=== TASK TO CARRY OUT ===
Report how many lines hold the word "bérleti"; answer with the number alone.

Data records

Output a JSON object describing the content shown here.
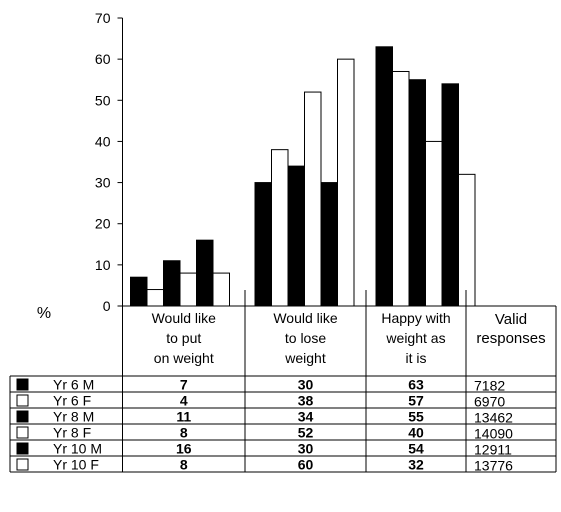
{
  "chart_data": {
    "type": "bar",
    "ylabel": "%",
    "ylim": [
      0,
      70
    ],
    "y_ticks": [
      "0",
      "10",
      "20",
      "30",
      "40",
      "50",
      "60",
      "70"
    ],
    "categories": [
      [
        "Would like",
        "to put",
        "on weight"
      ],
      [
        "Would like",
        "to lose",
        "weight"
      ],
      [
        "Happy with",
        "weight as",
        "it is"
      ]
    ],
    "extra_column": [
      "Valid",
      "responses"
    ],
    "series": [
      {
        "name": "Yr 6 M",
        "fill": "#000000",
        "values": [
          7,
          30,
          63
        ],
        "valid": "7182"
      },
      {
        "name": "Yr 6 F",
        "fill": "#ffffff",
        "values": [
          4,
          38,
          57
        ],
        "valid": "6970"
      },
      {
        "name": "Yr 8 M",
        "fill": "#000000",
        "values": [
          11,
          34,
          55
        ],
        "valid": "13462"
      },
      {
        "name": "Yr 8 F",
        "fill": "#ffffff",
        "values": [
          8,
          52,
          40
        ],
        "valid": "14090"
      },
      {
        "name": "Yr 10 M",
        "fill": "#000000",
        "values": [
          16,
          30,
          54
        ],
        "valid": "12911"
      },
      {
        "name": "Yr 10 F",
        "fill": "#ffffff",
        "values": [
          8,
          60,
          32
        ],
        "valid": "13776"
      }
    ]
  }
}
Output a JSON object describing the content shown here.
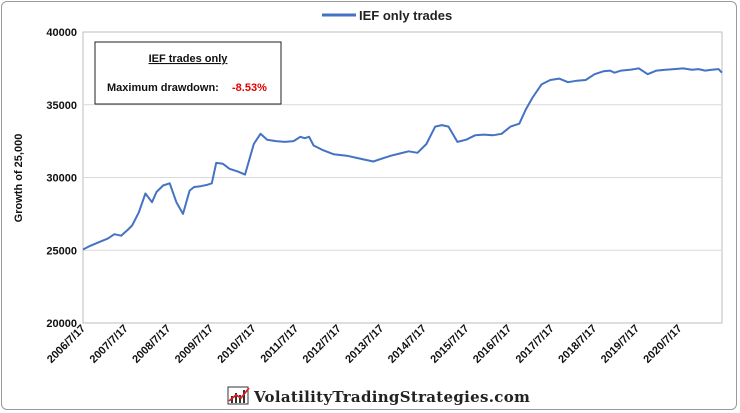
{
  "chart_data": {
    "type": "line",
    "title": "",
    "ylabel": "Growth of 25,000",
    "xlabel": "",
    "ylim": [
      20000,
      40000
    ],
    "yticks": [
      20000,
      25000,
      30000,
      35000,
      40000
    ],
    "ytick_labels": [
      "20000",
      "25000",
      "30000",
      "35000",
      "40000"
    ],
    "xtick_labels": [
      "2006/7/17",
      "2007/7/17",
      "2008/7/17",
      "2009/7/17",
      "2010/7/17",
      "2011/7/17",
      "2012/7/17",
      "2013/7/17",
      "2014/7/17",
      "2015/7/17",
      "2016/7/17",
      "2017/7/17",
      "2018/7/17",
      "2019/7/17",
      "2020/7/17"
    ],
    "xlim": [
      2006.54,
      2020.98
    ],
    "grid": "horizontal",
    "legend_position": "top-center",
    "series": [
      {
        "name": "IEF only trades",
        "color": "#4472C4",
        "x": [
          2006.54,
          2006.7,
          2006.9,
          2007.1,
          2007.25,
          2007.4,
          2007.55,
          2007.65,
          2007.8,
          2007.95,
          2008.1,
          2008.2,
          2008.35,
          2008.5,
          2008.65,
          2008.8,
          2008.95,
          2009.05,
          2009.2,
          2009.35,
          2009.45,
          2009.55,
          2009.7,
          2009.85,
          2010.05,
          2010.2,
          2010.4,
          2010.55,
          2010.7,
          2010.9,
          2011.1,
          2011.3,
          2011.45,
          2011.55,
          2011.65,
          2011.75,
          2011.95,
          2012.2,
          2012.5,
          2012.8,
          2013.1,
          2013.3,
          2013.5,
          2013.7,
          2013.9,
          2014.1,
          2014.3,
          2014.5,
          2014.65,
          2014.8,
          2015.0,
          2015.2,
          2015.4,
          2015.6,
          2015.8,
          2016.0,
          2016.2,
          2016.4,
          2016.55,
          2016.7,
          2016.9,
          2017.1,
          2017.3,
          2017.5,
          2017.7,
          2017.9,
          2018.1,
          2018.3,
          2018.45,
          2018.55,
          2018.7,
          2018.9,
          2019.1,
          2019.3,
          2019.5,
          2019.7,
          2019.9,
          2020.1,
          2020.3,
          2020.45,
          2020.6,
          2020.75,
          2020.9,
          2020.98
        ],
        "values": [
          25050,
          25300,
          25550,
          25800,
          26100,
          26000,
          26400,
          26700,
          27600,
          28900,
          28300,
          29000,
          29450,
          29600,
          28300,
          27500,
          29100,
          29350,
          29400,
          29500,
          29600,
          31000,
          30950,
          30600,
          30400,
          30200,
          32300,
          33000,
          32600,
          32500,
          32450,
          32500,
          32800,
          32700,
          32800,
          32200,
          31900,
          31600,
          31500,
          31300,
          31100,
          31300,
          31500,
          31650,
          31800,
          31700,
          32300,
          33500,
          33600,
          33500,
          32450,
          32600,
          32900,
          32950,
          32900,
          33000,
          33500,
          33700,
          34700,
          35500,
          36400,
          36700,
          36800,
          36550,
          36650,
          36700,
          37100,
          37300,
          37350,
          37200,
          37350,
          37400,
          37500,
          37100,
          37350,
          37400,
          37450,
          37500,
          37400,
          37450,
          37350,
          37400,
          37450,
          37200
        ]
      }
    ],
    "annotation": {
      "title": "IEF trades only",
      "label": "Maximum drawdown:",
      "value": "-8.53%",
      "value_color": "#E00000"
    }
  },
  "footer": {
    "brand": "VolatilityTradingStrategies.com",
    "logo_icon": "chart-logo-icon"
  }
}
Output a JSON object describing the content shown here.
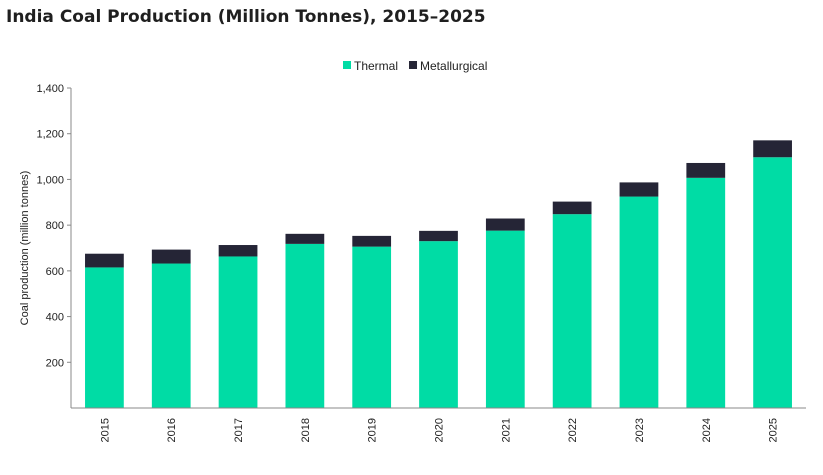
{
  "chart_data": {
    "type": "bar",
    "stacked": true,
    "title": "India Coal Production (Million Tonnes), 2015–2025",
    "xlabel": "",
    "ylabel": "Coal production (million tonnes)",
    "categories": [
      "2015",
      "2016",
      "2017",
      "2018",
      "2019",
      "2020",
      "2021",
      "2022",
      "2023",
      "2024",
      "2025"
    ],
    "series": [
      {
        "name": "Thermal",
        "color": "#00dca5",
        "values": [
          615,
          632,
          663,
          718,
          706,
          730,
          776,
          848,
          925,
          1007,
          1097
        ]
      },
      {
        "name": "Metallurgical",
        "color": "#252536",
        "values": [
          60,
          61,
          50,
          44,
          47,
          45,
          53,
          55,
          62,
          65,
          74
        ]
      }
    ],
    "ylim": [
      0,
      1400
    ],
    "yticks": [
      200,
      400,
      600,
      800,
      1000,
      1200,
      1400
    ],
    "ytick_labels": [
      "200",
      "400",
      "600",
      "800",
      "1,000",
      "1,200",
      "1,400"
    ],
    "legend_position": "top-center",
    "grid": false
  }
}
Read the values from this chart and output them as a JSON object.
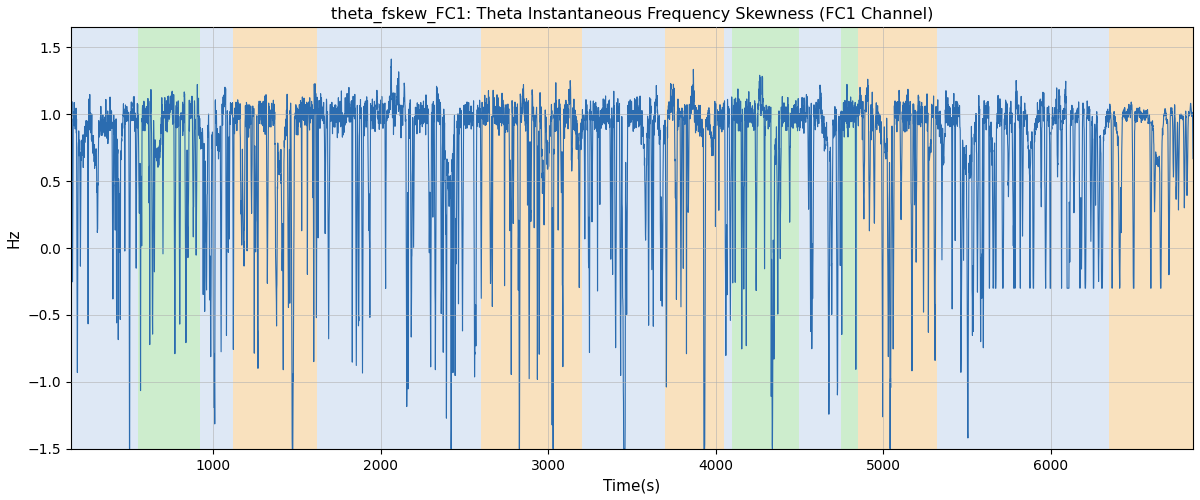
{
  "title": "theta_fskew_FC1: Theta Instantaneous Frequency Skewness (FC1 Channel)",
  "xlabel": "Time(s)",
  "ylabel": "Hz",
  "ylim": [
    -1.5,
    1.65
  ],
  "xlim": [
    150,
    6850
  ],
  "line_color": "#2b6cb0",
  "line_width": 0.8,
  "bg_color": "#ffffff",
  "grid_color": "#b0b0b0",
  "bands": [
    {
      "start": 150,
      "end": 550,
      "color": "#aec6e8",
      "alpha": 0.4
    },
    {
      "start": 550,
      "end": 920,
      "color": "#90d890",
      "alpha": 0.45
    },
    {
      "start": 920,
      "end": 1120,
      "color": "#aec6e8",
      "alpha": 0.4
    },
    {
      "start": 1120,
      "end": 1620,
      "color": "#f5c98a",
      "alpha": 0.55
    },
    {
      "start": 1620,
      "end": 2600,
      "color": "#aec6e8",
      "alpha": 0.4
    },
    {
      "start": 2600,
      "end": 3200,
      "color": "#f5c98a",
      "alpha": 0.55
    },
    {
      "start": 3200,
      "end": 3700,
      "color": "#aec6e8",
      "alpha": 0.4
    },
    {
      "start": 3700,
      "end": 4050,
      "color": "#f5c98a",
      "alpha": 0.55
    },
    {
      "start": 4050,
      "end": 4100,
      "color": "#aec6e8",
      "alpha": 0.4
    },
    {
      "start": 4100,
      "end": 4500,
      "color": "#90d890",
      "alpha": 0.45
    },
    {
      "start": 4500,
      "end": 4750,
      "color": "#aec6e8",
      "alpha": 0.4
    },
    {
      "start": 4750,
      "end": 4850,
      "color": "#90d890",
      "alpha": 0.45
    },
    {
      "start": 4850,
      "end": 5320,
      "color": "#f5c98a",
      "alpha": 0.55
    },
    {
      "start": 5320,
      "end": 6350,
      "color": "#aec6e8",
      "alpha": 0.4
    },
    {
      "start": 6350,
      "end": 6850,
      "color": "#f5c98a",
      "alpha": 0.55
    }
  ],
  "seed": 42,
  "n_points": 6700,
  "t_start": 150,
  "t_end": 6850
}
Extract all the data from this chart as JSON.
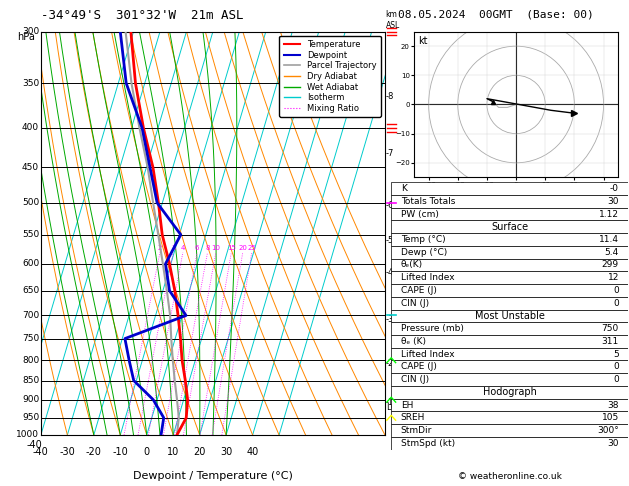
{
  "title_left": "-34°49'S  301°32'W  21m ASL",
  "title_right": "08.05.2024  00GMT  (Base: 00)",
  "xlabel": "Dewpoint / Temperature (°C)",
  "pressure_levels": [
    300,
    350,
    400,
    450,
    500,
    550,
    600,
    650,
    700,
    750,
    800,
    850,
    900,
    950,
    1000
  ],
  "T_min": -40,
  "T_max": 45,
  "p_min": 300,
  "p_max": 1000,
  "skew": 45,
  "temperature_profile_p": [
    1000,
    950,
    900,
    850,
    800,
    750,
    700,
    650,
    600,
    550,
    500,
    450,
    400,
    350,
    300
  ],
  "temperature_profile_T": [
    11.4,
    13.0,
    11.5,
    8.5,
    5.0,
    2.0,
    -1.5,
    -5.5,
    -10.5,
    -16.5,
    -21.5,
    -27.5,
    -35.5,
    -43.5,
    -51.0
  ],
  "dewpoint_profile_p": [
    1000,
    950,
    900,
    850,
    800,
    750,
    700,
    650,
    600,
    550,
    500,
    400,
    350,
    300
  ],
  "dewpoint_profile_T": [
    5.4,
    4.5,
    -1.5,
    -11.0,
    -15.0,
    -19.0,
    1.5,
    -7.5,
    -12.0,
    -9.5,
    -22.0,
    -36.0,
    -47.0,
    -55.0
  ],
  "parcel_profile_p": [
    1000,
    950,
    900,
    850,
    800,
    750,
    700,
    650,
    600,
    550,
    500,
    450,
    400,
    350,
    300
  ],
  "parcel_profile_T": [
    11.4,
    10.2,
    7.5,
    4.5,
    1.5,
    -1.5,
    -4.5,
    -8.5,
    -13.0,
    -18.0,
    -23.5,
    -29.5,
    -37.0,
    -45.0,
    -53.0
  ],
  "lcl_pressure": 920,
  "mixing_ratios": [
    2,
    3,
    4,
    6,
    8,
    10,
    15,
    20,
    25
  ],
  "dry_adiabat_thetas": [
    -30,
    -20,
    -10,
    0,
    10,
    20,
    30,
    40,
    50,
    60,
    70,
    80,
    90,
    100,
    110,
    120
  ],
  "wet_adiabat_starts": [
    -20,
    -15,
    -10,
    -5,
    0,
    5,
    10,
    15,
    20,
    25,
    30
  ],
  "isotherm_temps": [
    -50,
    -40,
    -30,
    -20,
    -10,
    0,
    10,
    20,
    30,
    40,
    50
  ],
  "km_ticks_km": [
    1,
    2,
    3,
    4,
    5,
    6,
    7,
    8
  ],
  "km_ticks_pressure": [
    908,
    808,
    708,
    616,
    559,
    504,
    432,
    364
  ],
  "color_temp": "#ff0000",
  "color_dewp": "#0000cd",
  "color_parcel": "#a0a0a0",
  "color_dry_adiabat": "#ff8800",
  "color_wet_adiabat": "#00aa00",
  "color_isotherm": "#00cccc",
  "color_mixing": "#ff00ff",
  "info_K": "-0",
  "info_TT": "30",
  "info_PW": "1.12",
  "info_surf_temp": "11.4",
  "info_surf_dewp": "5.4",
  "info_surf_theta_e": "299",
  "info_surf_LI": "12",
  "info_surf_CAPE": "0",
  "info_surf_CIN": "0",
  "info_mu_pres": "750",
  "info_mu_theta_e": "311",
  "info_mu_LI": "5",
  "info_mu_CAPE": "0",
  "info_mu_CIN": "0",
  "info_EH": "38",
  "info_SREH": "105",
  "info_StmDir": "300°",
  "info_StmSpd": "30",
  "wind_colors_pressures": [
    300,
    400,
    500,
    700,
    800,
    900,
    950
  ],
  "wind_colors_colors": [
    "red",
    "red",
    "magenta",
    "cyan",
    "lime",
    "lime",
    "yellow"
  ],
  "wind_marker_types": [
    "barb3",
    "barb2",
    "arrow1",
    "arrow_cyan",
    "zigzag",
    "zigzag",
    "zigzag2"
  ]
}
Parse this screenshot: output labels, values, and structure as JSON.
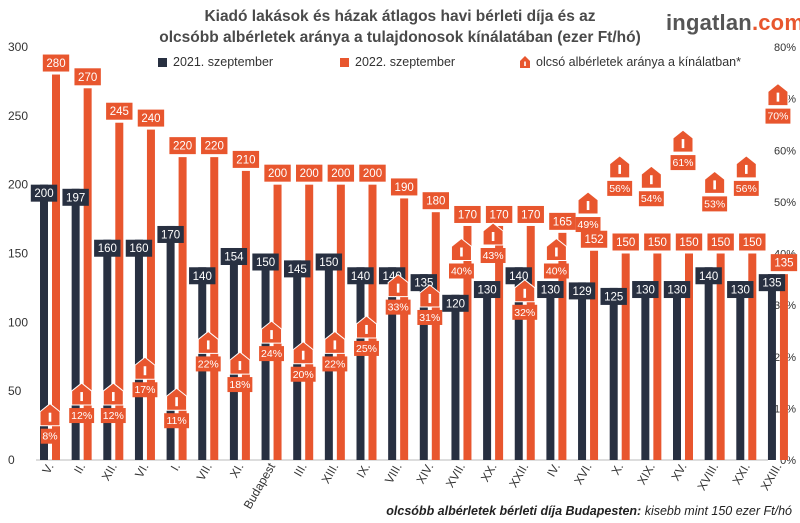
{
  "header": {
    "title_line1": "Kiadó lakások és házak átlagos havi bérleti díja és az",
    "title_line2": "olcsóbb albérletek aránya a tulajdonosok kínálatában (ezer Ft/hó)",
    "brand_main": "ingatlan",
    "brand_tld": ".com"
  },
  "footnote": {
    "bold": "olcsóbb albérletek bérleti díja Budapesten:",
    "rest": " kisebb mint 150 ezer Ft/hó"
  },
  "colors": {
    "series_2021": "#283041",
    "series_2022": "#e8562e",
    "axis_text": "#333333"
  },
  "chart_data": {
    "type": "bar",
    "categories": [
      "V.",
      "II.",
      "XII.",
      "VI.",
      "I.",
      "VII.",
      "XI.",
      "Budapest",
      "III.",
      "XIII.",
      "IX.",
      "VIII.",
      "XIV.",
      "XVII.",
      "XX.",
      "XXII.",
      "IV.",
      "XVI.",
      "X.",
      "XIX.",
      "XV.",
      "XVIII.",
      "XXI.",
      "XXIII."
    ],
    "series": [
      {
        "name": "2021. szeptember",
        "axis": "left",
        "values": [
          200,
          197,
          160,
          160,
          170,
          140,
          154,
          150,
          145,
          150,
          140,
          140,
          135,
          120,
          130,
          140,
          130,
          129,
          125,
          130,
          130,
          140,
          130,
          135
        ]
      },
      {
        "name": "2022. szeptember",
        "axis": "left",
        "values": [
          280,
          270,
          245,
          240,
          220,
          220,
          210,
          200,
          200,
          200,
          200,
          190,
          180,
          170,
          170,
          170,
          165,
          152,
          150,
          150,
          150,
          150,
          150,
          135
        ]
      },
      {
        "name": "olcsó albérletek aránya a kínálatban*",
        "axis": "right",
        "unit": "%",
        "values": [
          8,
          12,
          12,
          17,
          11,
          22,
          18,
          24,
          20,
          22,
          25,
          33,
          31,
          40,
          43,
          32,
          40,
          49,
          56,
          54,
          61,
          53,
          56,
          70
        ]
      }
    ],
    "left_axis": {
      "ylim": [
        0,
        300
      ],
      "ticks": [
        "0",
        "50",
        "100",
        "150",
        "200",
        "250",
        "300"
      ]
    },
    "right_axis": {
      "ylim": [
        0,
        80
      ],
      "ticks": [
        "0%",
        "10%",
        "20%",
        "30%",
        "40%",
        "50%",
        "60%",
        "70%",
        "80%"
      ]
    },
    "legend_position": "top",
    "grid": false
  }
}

=== SOLVED PROBLEM ===
2